TASK DIRECTIONS => Read the lines that follow and tally those with the word "JSON"; give the number and nothing else.

begin RECORDS SHOWN

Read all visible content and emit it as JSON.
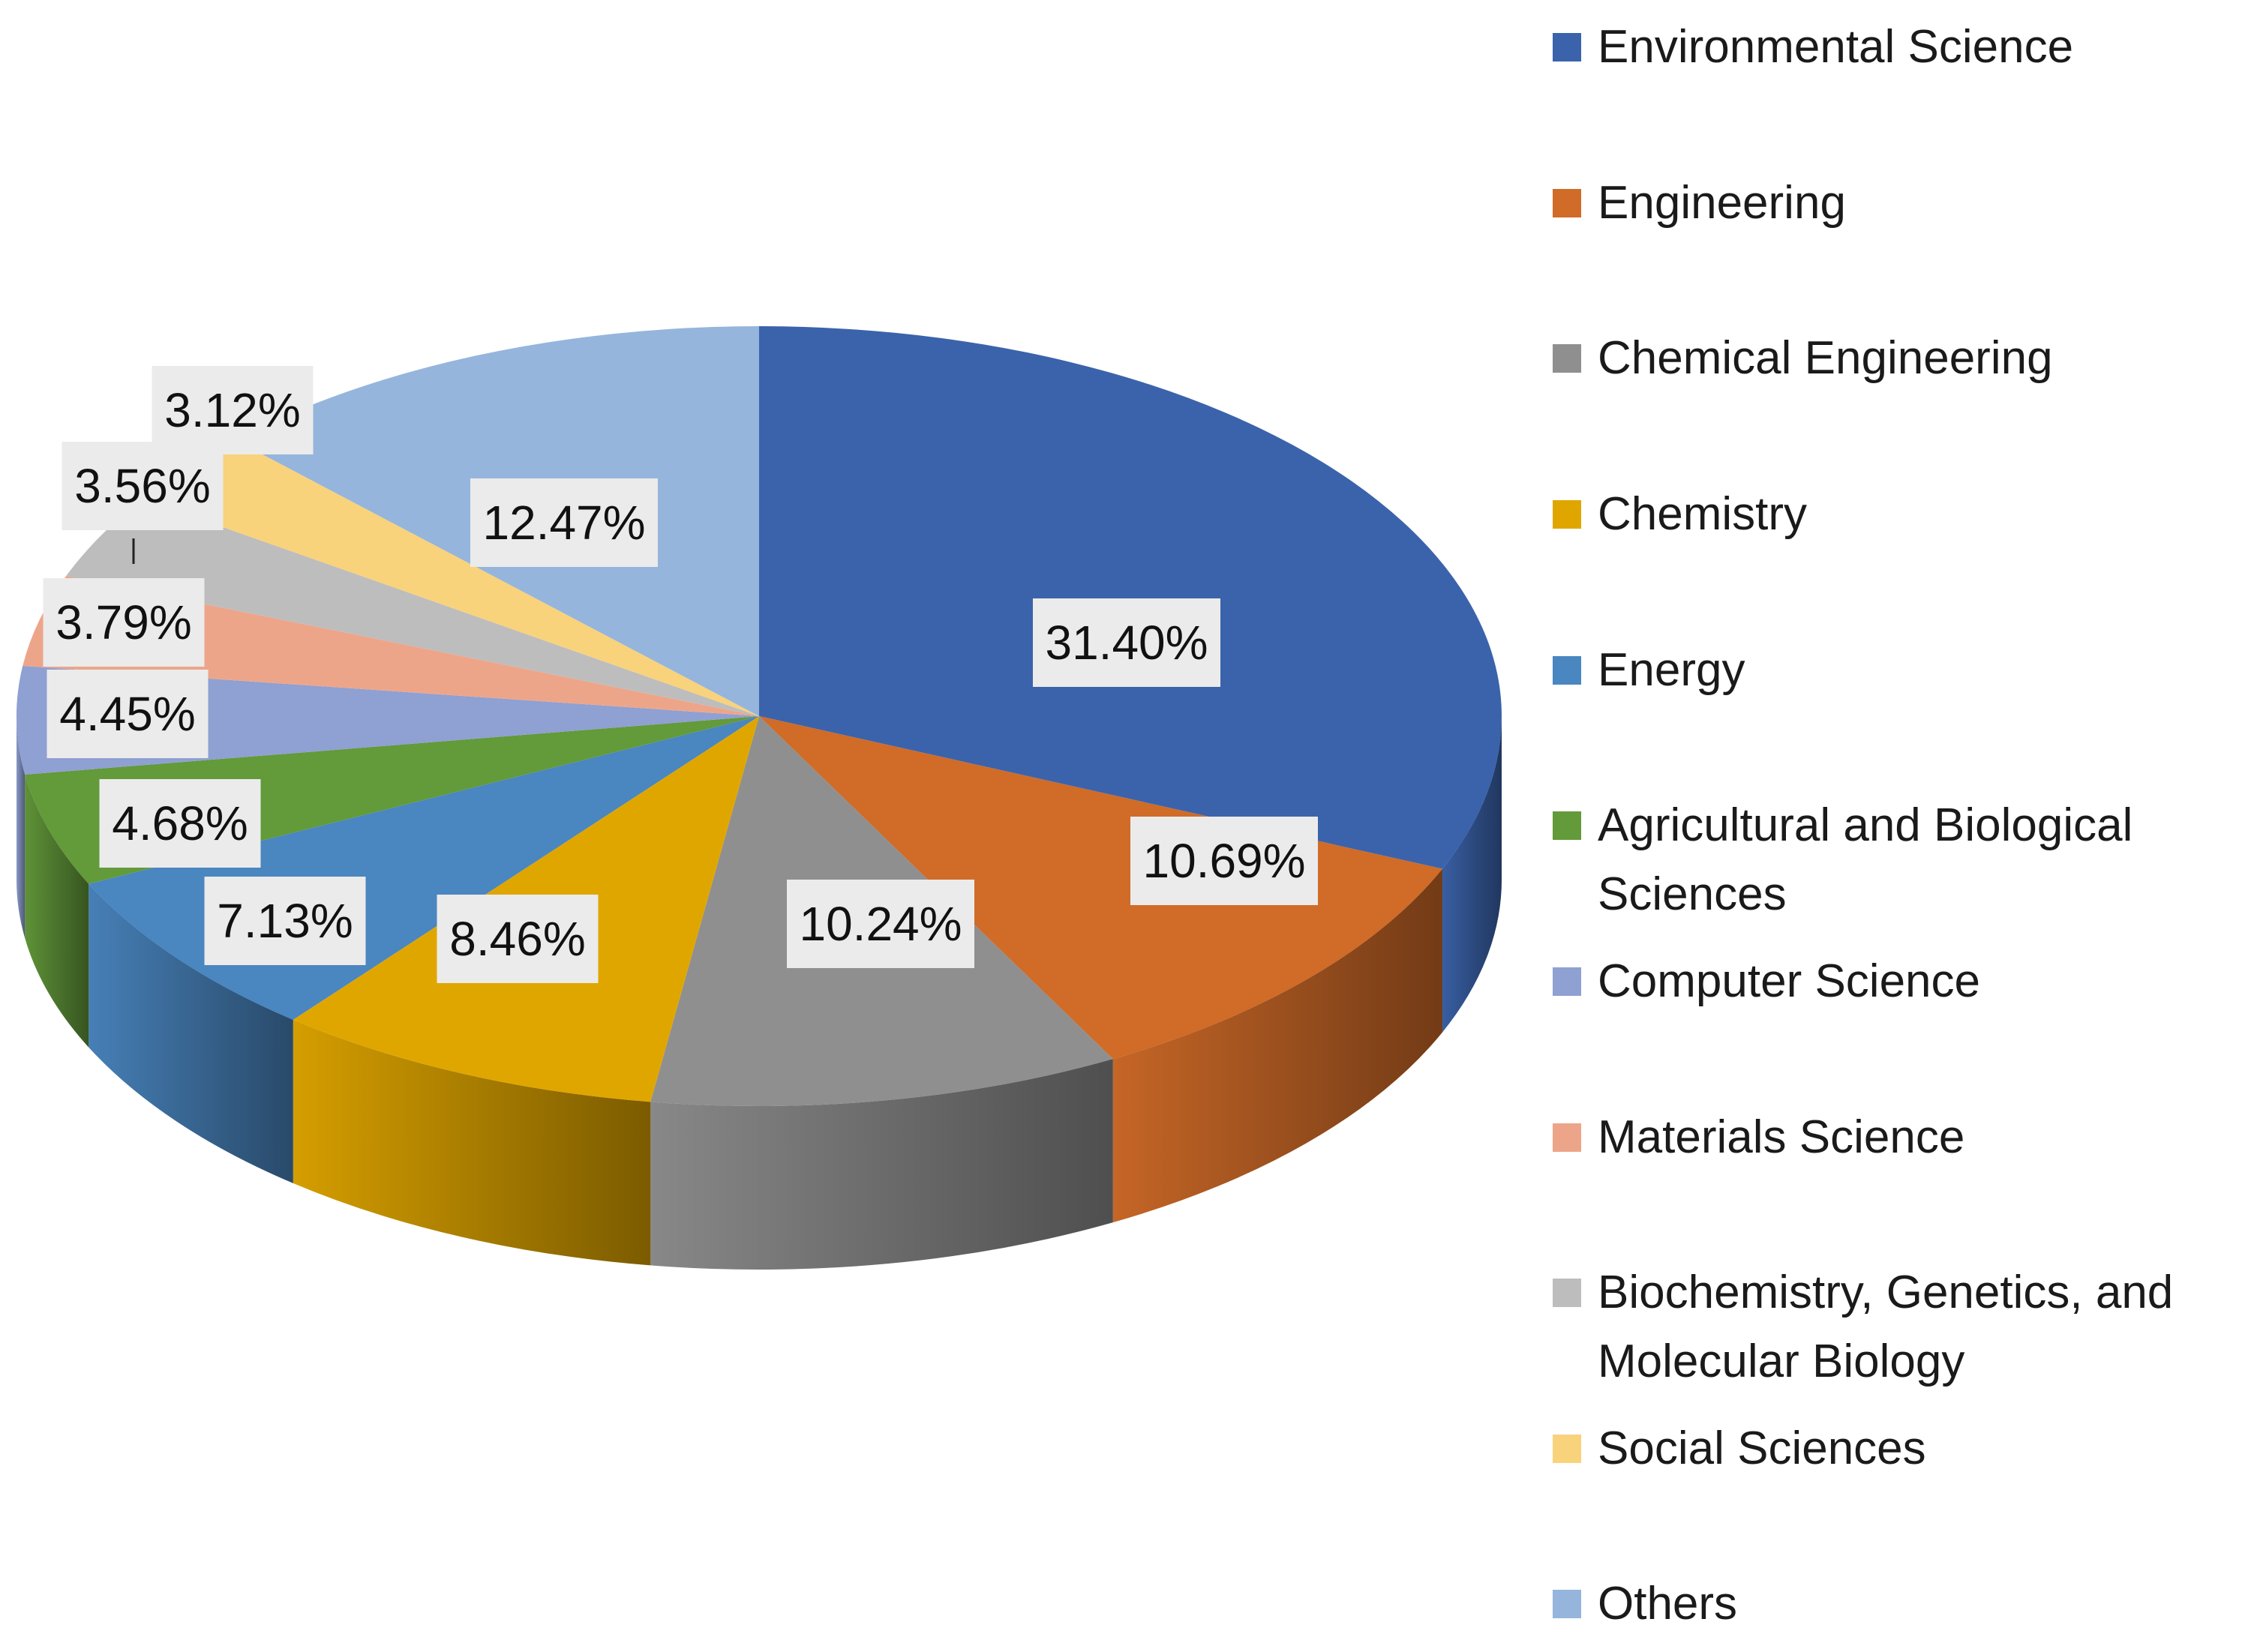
{
  "chart_data": {
    "type": "pie",
    "style": "3d",
    "title": "",
    "slices": [
      {
        "label": "Environmental Science",
        "value": 31.4,
        "display": "31.40%",
        "color": "#3B63AB"
      },
      {
        "label": "Engineering",
        "value": 10.69,
        "display": "10.69%",
        "color": "#D06B28"
      },
      {
        "label": "Chemical Engineering",
        "value": 10.24,
        "display": "10.24%",
        "color": "#8F8F8F"
      },
      {
        "label": "Chemistry",
        "value": 8.46,
        "display": "8.46%",
        "color": "#E0A600"
      },
      {
        "label": "Energy",
        "value": 7.13,
        "display": "7.13%",
        "color": "#4A86C0"
      },
      {
        "label": "Agricultural and Biological Sciences",
        "value": 4.68,
        "display": "4.68%",
        "color": "#639A3A"
      },
      {
        "label": "Computer Science",
        "value": 4.45,
        "display": "4.45%",
        "color": "#8FA0D2"
      },
      {
        "label": "Materials Science",
        "value": 3.79,
        "display": "3.79%",
        "color": "#EDA58A"
      },
      {
        "label": "Biochemistry, Genetics, and Molecular Biology",
        "value": 3.56,
        "display": "3.56%",
        "color": "#BDBDBD"
      },
      {
        "label": "Social Sciences",
        "value": 3.12,
        "display": "3.12%",
        "color": "#F9D27C"
      },
      {
        "label": "Others",
        "value": 12.47,
        "display": "12.47%",
        "color": "#95B5DC"
      }
    ],
    "legend_position": "right"
  }
}
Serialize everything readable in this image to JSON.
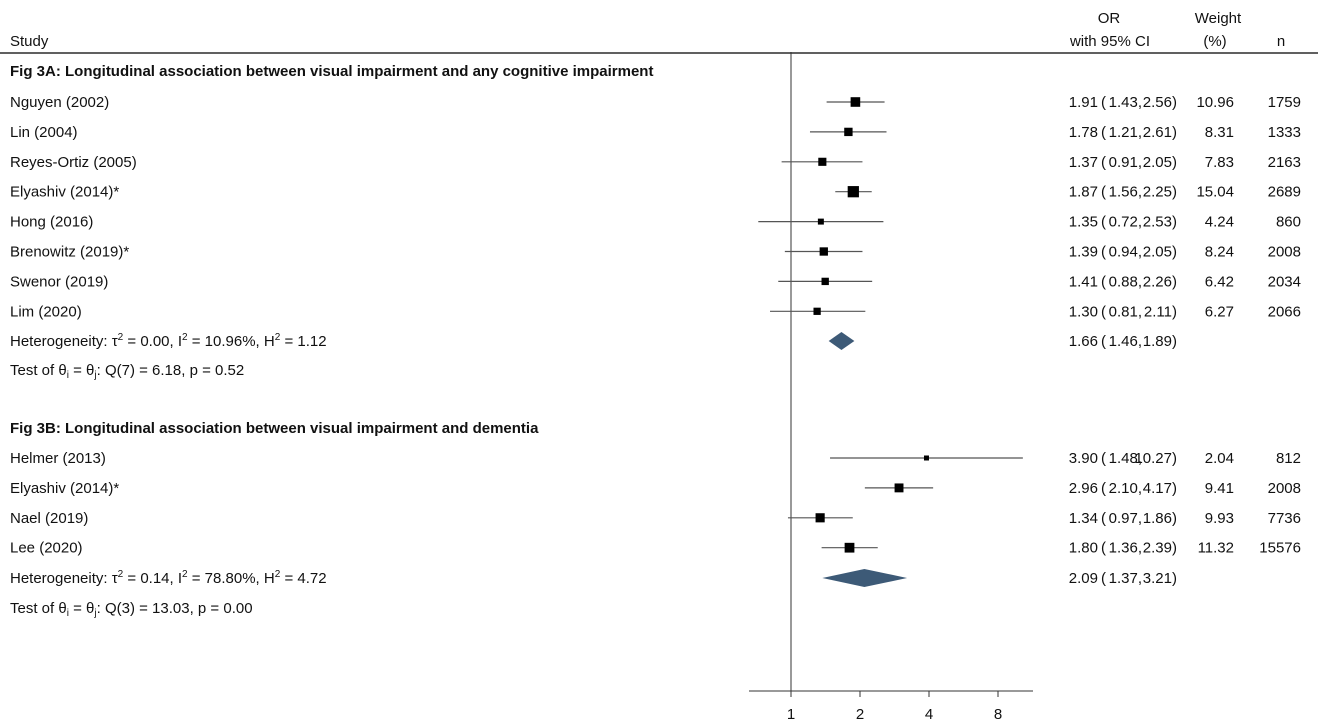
{
  "chart_data": {
    "type": "forest",
    "x_scale": "log2",
    "x_ticks": [
      1,
      2,
      4,
      8
    ],
    "x_range": [
      0.75,
      11
    ],
    "reference_line": 1,
    "headers": {
      "study": "Study",
      "or_line1": "OR",
      "or_line2": "with 95% CI",
      "weight_line1": "Weight",
      "weight_line2": "(%)",
      "n": "n"
    },
    "groups": [
      {
        "title": "Fig 3A: Longitudinal association between visual impairment and any cognitive impairment",
        "studies": [
          {
            "label": "Nguyen (2002)",
            "or": 1.91,
            "lo": 1.43,
            "hi": 2.56,
            "or_text": "1.91",
            "lo_text": "1.43",
            "hi_text": "2.56",
            "weight_text": "10.96",
            "n_text": "1759",
            "weight": 10.96
          },
          {
            "label": "Lin (2004)",
            "or": 1.78,
            "lo": 1.21,
            "hi": 2.61,
            "or_text": "1.78",
            "lo_text": "1.21",
            "hi_text": "2.61",
            "weight_text": "8.31",
            "n_text": "1333",
            "weight": 8.31
          },
          {
            "label": "Reyes-Ortiz (2005)",
            "or": 1.37,
            "lo": 0.91,
            "hi": 2.05,
            "or_text": "1.37",
            "lo_text": "0.91",
            "hi_text": "2.05",
            "weight_text": "7.83",
            "n_text": "2163",
            "weight": 7.83
          },
          {
            "label": "Elyashiv (2014)*",
            "or": 1.87,
            "lo": 1.56,
            "hi": 2.25,
            "or_text": "1.87",
            "lo_text": "1.56",
            "hi_text": "2.25",
            "weight_text": "15.04",
            "n_text": "2689",
            "weight": 15.04
          },
          {
            "label": "Hong (2016)",
            "or": 1.35,
            "lo": 0.72,
            "hi": 2.53,
            "or_text": "1.35",
            "lo_text": "0.72",
            "hi_text": "2.53",
            "weight_text": "4.24",
            "n_text": "860",
            "weight": 4.24
          },
          {
            "label": "Brenowitz (2019)*",
            "or": 1.39,
            "lo": 0.94,
            "hi": 2.05,
            "or_text": "1.39",
            "lo_text": "0.94",
            "hi_text": "2.05",
            "weight_text": "8.24",
            "n_text": "2008",
            "weight": 8.24
          },
          {
            "label": "Swenor (2019)",
            "or": 1.41,
            "lo": 0.88,
            "hi": 2.26,
            "or_text": "1.41",
            "lo_text": "0.88",
            "hi_text": "2.26",
            "weight_text": "6.42",
            "n_text": "2034",
            "weight": 6.42
          },
          {
            "label": "Lim (2020)",
            "or": 1.3,
            "lo": 0.81,
            "hi": 2.11,
            "or_text": "1.30",
            "lo_text": "0.81",
            "hi_text": "2.11",
            "weight_text": "6.27",
            "n_text": "2066",
            "weight": 6.27
          }
        ],
        "pooled": {
          "or": 1.66,
          "lo": 1.46,
          "hi": 1.89,
          "or_text": "1.66",
          "lo_text": "1.46",
          "hi_text": "1.89"
        },
        "heterogeneity": {
          "prefix": "Heterogeneity: τ",
          "tau_val": " = 0.00, I",
          "i_val": " = 10.96%, H",
          "h_val": " = 1.12",
          "sup": "2"
        },
        "test": {
          "prefix": "Test of θ",
          "mid": " = θ",
          "rest": ": Q(7) = 6.18, p = 0.52",
          "sub_i": "i",
          "sub_j": "j"
        }
      },
      {
        "title": "Fig 3B: Longitudinal association between visual impairment and dementia",
        "studies": [
          {
            "label": "Helmer (2013)",
            "or": 3.9,
            "lo": 1.48,
            "hi": 10.27,
            "or_text": "3.90",
            "lo_text": "1.48",
            "hi_text": "10.27",
            "weight_text": "2.04",
            "n_text": "812",
            "weight": 2.04
          },
          {
            "label": "Elyashiv (2014)*",
            "or": 2.96,
            "lo": 2.1,
            "hi": 4.17,
            "or_text": "2.96",
            "lo_text": "2.10",
            "hi_text": "4.17",
            "weight_text": "9.41",
            "n_text": "2008",
            "weight": 9.41
          },
          {
            "label": "Nael (2019)",
            "or": 1.34,
            "lo": 0.97,
            "hi": 1.86,
            "or_text": "1.34",
            "lo_text": "0.97",
            "hi_text": "1.86",
            "weight_text": "9.93",
            "n_text": "7736",
            "weight": 9.93
          },
          {
            "label": "Lee (2020)",
            "or": 1.8,
            "lo": 1.36,
            "hi": 2.39,
            "or_text": "1.80",
            "lo_text": "1.36",
            "hi_text": "2.39",
            "weight_text": "11.32",
            "n_text": "15576",
            "weight": 11.32
          }
        ],
        "pooled": {
          "or": 2.09,
          "lo": 1.37,
          "hi": 3.21,
          "or_text": "2.09",
          "lo_text": "1.37",
          "hi_text": "3.21"
        },
        "heterogeneity": {
          "prefix": "Heterogeneity: τ",
          "tau_val": " = 0.14, I",
          "i_val": " = 78.80%, H",
          "h_val": " = 4.72",
          "sup": "2"
        },
        "test": {
          "prefix": "Test of θ",
          "mid": " = θ",
          "rest": ": Q(3) = 13.03, p = 0.00",
          "sub_i": "i",
          "sub_j": "j"
        }
      }
    ],
    "colors": {
      "marker": "#000000",
      "pooled_diamond": "#3d5a77",
      "ci_line": "#555555",
      "axis": "#333333",
      "rule": "#000000"
    }
  }
}
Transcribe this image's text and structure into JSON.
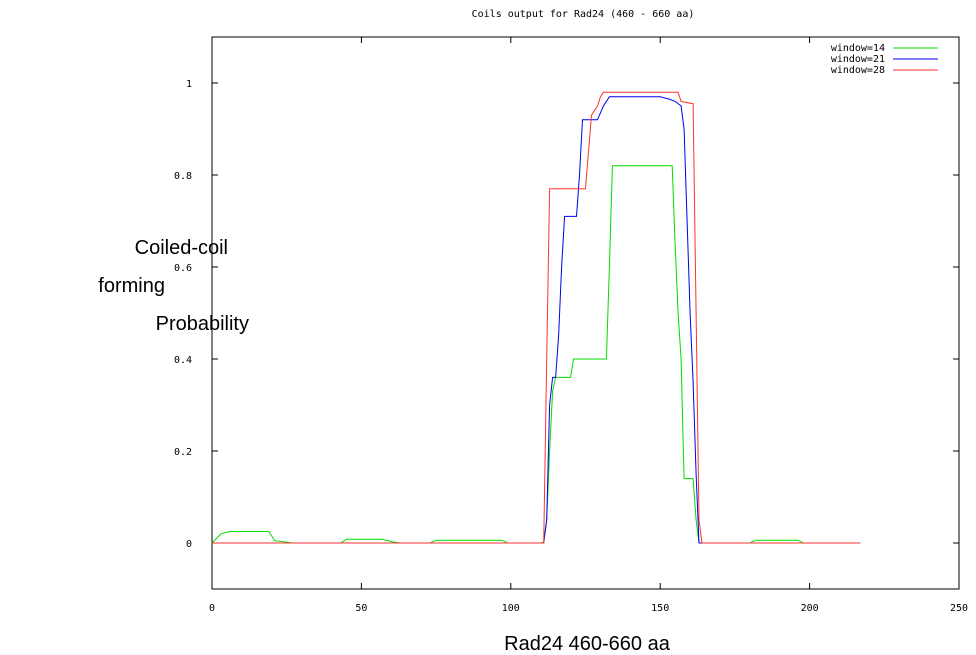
{
  "chart_data": {
    "type": "line",
    "title": "Coils output for Rad24 (460 - 660 aa)",
    "xlabel": "Rad24 460-660 aa",
    "ylabel": [
      "Coiled-coil",
      "forming",
      "Probability"
    ],
    "xlim": [
      0,
      250
    ],
    "ylim": [
      -0.1,
      1.1
    ],
    "x_ticks": [
      0,
      50,
      100,
      150,
      200,
      250
    ],
    "y_ticks": [
      0,
      0.2,
      0.4,
      0.6,
      0.8,
      1
    ],
    "x_tick_labels": [
      "0",
      "50",
      "100",
      "150",
      "200",
      "250"
    ],
    "y_tick_labels": [
      "0",
      "0.2",
      "0.4",
      "0.6",
      "0.8",
      "1"
    ],
    "grid": false,
    "legend_position": "top-right",
    "series": [
      {
        "name": "window=14",
        "color": "#00dd00",
        "points": [
          [
            0,
            0
          ],
          [
            3,
            0.02
          ],
          [
            6,
            0.025
          ],
          [
            19,
            0.025
          ],
          [
            21,
            0.005
          ],
          [
            25,
            0.002
          ],
          [
            27,
            0
          ],
          [
            43,
            0
          ],
          [
            45,
            0.008
          ],
          [
            57,
            0.008
          ],
          [
            60,
            0.003
          ],
          [
            63,
            0
          ],
          [
            73,
            0
          ],
          [
            75,
            0.006
          ],
          [
            97,
            0.006
          ],
          [
            99,
            0
          ],
          [
            110,
            0
          ],
          [
            111,
            0.002
          ],
          [
            112,
            0.05
          ],
          [
            113,
            0.2
          ],
          [
            114,
            0.33
          ],
          [
            115,
            0.36
          ],
          [
            120,
            0.36
          ],
          [
            121,
            0.4
          ],
          [
            132,
            0.4
          ],
          [
            133,
            0.6
          ],
          [
            134,
            0.82
          ],
          [
            154,
            0.82
          ],
          [
            155,
            0.65
          ],
          [
            156,
            0.5
          ],
          [
            157,
            0.4
          ],
          [
            158,
            0.14
          ],
          [
            161,
            0.14
          ],
          [
            162,
            0.05
          ],
          [
            163,
            0
          ],
          [
            180,
            0
          ],
          [
            182,
            0.006
          ],
          [
            196,
            0.006
          ],
          [
            198,
            0
          ],
          [
            217,
            0
          ]
        ]
      },
      {
        "name": "window=21",
        "color": "#0000ee",
        "points": [
          [
            0,
            0
          ],
          [
            111,
            0
          ],
          [
            112,
            0.05
          ],
          [
            113,
            0.3
          ],
          [
            114,
            0.36
          ],
          [
            115,
            0.36
          ],
          [
            116,
            0.45
          ],
          [
            117,
            0.6
          ],
          [
            118,
            0.71
          ],
          [
            122,
            0.71
          ],
          [
            123,
            0.8
          ],
          [
            124,
            0.92
          ],
          [
            129,
            0.92
          ],
          [
            130,
            0.935
          ],
          [
            131,
            0.95
          ],
          [
            133,
            0.97
          ],
          [
            150,
            0.97
          ],
          [
            153,
            0.965
          ],
          [
            155,
            0.96
          ],
          [
            157,
            0.95
          ],
          [
            158,
            0.9
          ],
          [
            159,
            0.7
          ],
          [
            160,
            0.5
          ],
          [
            161,
            0.35
          ],
          [
            162,
            0.15
          ],
          [
            163,
            0
          ],
          [
            217,
            0
          ]
        ]
      },
      {
        "name": "window=28",
        "color": "#ff3333",
        "points": [
          [
            0,
            0
          ],
          [
            111,
            0
          ],
          [
            112,
            0.4
          ],
          [
            113,
            0.77
          ],
          [
            125,
            0.77
          ],
          [
            126,
            0.85
          ],
          [
            127,
            0.93
          ],
          [
            129,
            0.95
          ],
          [
            130,
            0.97
          ],
          [
            131,
            0.98
          ],
          [
            156,
            0.98
          ],
          [
            157,
            0.96
          ],
          [
            161,
            0.955
          ],
          [
            162,
            0.5
          ],
          [
            163,
            0.05
          ],
          [
            164,
            0
          ],
          [
            217,
            0
          ]
        ]
      }
    ]
  }
}
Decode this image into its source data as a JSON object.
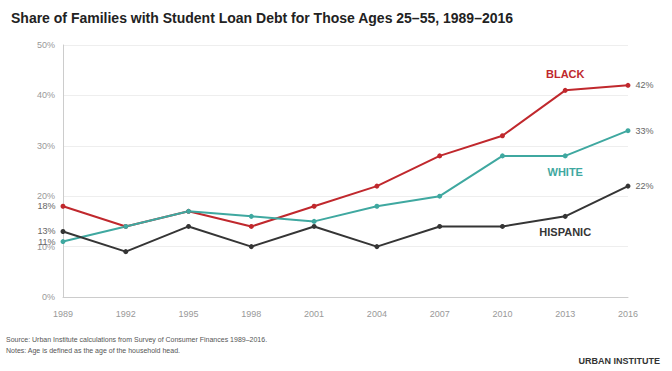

end RECORDS SHOWN

RESULT OF THIS TASK => 4